Given problem 1 –
List every argument that the SageMaker deployment passage says the `deploy` call takes, including the optional ones.
Given problem 2 –
Echo a portion of the SageMaker deployment passage word for word. Begin at the words "Deploying the model" and stop after "on the endpoint.".

Passage shown –
──────────────────────────────

Deploying the model to SageMaker hosting just requires a `deploy` call on the fitted model. This call takes an instance count, instance type, and optionally serializer and deserializer functions. These are used when the resulting predictor is created on the endpoint.

In [31]:
from sagemaker.predictor import json_deserializer, json_serializer
predictor = tree.deploy(1, 'ml.m4.xlarge', serializer=json_serializer, deserializer=json_deserializer)

INFO:sagemaker:Creating model with name: scikit-learn-image-2018-08-02-17-00-08-769
INFO:sagemaker:Creating endpoint with name scikit-learn-image-2018-08-02-16-42-41-094


--------------------------------------------------!

## Choose some data and use it for a prediction

In order to do some predictions, we'll extract some of the data we used for training and do predictions against it. This is, of course, bad statistical practice, but a good way to see how the mechanism works.

In [26]:
shape=pd.read_csv("data/iris.csv", header=None)

──────────────────────────────

Data provided –
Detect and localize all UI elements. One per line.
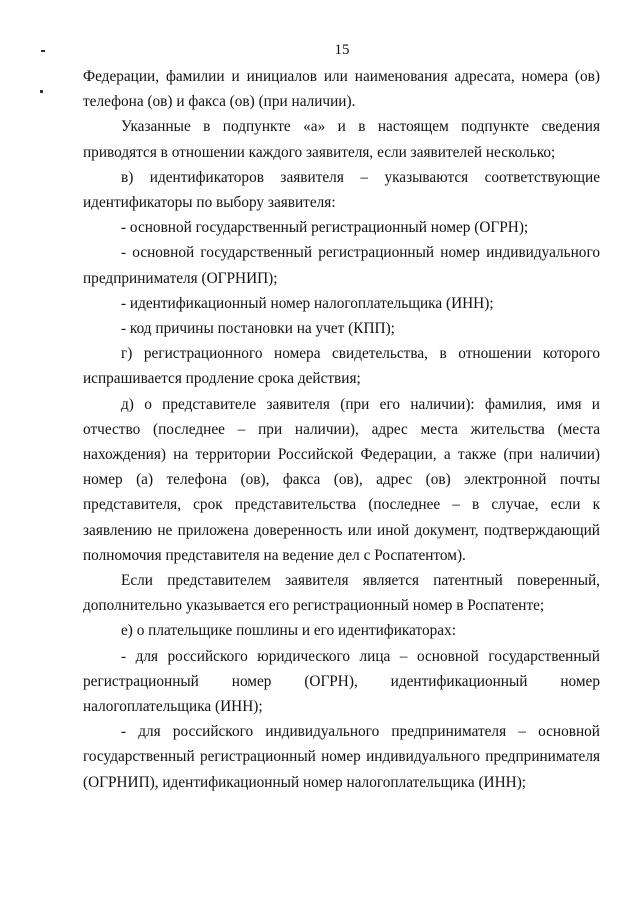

──────────────────────────────

Exercise response 1 –
- instance count
- instance type
- serializer function (optional)
- deserializer function (optional)

Exercise response 2 –
Deploying the model to SageMaker hosting just requires a `deploy` call on the fitted model. This call takes an instance count, instance type, and optionally serializer and deserializer functions. These are used when the resulting predictor is created on the endpoint.